(WRITTEN INSTRUCTION):
Extract the full listing below without altering a single character.

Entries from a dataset
□ □ □ □ □
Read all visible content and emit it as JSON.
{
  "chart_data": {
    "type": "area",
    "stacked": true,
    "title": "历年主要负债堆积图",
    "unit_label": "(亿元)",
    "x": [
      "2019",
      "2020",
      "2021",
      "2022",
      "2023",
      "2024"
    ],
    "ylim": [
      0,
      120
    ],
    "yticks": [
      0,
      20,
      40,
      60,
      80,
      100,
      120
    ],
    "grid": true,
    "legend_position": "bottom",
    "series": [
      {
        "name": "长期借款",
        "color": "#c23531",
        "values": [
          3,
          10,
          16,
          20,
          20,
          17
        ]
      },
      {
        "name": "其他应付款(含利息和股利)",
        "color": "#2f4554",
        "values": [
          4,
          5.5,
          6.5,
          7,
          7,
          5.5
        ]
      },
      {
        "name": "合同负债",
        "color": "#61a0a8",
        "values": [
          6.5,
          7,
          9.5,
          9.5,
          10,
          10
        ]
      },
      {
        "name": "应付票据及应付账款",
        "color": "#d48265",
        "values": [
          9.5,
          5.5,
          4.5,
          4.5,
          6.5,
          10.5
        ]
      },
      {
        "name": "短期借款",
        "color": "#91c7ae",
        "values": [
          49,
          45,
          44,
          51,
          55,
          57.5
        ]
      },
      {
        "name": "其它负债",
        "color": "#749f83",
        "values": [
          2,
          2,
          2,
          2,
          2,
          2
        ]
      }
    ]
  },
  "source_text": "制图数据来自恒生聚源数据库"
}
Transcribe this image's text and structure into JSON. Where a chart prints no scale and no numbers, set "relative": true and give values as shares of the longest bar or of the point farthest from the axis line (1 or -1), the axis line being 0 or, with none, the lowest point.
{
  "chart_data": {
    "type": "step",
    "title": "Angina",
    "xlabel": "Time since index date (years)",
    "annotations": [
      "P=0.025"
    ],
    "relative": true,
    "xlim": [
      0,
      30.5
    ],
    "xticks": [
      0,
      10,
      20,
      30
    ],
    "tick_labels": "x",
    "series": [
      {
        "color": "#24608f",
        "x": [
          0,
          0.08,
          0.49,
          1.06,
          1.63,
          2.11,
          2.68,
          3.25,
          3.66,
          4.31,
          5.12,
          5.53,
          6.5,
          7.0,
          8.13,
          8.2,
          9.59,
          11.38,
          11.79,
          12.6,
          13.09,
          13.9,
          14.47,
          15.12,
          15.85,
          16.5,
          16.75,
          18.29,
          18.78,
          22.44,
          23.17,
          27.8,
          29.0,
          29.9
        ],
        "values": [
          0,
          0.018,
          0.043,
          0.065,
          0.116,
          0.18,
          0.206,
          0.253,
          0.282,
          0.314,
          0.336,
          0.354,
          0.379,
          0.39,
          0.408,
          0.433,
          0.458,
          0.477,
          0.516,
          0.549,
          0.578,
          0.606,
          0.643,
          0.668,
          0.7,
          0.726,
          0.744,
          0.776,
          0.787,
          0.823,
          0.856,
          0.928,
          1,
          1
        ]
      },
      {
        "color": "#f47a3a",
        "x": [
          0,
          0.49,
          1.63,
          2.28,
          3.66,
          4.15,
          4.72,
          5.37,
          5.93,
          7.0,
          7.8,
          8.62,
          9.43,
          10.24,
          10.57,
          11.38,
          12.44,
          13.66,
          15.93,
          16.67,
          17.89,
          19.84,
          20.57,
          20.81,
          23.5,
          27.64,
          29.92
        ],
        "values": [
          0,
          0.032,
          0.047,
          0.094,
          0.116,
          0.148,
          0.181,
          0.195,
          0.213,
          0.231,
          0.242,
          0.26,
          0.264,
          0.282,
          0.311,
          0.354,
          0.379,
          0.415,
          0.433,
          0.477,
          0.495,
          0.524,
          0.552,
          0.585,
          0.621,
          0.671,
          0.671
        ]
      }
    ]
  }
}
□ □ □ □ □
(TASK ANSWER):
Read all visible content and emit it as JSON.
{
  "chart_data": {
    "type": "area",
    "stacked": true,
    "title": "历年主要负债堆积图",
    "unit_label": "(亿元)",
    "x": [
      "2019",
      "2020",
      "2021",
      "2022",
      "2023",
      "2024"
    ],
    "ylim": [
      0,
      120
    ],
    "yticks": [
      0,
      20,
      40,
      60,
      80,
      100,
      120
    ],
    "grid": true,
    "legend_position": "bottom",
    "series": [
      {
        "name": "长期借款",
        "color": "#c23531",
        "values": [
          3,
          10,
          16,
          20,
          20,
          17
        ]
      },
      {
        "name": "其他应付款(含利息和股利)",
        "color": "#2f4554",
        "values": [
          4,
          5.5,
          6.5,
          7,
          7,
          5.5
        ]
      },
      {
        "name": "合同负债",
        "color": "#61a0a8",
        "values": [
          6.5,
          7,
          9.5,
          9.5,
          10,
          10
        ]
      },
      {
        "name": "应付票据及应付账款",
        "color": "#d48265",
        "values": [
          9.5,
          5.5,
          4.5,
          4.5,
          6.5,
          10.5
        ]
      },
      {
        "name": "短期借款",
        "color": "#91c7ae",
        "values": [
          49,
          45,
          44,
          51,
          55,
          57.5
        ]
      },
      {
        "name": "其它负债",
        "color": "#749f83",
        "values": [
          2,
          2,
          2,
          2,
          2,
          2
        ]
      }
    ]
  },
  "source_text": "制图数据来自恒生聚源数据库"
}
Transcribe this image's text and structure into JSON. Where a chart prints no scale and no numbers, set "relative": true and give values as shares of the longest bar or of the point farthest from the axis line (1 or -1), the axis line being 0 or, with none, the lowest point.
{
  "chart_data": {
    "type": "step",
    "title": "Angina",
    "xlabel": "Time since index date (years)",
    "annotations": [
      "P=0.025"
    ],
    "relative": true,
    "xlim": [
      0,
      30.5
    ],
    "xticks": [
      0,
      10,
      20,
      30
    ],
    "tick_labels": "x",
    "series": [
      {
        "color": "#24608f",
        "x": [
          0,
          0.08,
          0.49,
          1.06,
          1.63,
          2.11,
          2.68,
          3.25,
          3.66,
          4.31,
          5.12,
          5.53,
          6.5,
          7.0,
          8.13,
          8.2,
          9.59,
          11.38,
          11.79,
          12.6,
          13.09,
          13.9,
          14.47,
          15.12,
          15.85,
          16.5,
          16.75,
          18.29,
          18.78,
          22.44,
          23.17,
          27.8,
          29.0,
          29.9
        ],
        "values": [
          0,
          0.018,
          0.043,
          0.065,
          0.116,
          0.18,
          0.206,
          0.253,
          0.282,
          0.314,
          0.336,
          0.354,
          0.379,
          0.39,
          0.408,
          0.433,
          0.458,
          0.477,
          0.516,
          0.549,
          0.578,
          0.606,
          0.643,
          0.668,
          0.7,
          0.726,
          0.744,
          0.776,
          0.787,
          0.823,
          0.856,
          0.928,
          1,
          1
        ]
      },
      {
        "color": "#f47a3a",
        "x": [
          0,
          0.49,
          1.63,
          2.28,
          3.66,
          4.15,
          4.72,
          5.37,
          5.93,
          7.0,
          7.8,
          8.62,
          9.43,
          10.24,
          10.57,
          11.38,
          12.44,
          13.66,
          15.93,
          16.67,
          17.89,
          19.84,
          20.57,
          20.81,
          23.5,
          27.64,
          29.92
        ],
        "values": [
          0,
          0.032,
          0.047,
          0.094,
          0.116,
          0.148,
          0.181,
          0.195,
          0.213,
          0.231,
          0.242,
          0.26,
          0.264,
          0.282,
          0.311,
          0.354,
          0.379,
          0.415,
          0.433,
          0.477,
          0.495,
          0.524,
          0.552,
          0.585,
          0.621,
          0.671,
          0.671
        ]
      }
    ]
  }
}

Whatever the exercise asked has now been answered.